### Materials provided

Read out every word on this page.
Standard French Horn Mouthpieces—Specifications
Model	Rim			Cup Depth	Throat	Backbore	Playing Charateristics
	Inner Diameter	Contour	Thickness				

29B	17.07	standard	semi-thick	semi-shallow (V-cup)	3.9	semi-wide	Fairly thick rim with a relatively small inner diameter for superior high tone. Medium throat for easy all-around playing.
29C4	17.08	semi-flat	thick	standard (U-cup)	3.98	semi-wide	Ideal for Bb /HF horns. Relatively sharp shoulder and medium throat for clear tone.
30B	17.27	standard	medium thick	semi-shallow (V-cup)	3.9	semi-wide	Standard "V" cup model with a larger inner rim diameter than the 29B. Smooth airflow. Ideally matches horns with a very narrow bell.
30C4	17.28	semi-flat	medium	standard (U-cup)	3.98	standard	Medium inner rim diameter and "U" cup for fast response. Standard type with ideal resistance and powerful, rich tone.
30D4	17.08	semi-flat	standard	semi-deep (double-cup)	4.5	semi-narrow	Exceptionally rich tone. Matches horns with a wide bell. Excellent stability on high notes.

######

* [Exercise directions]
Lines that hold "rich" are the ones to copy; find all of them.

* [Exercise output]
30C4	17.28	semi-flat	medium	standard (U-cup)	3.98	standard	Medium inner rim diameter and "U" cup for fast response. Standard type with ideal resistance and powerful, rich tone.
30D4	17.08	semi-flat	standard	semi-deep (double-cup)	4.5	semi-narrow	Exceptionally rich tone. Matches horns with a wide bell. Excellent stability on high notes.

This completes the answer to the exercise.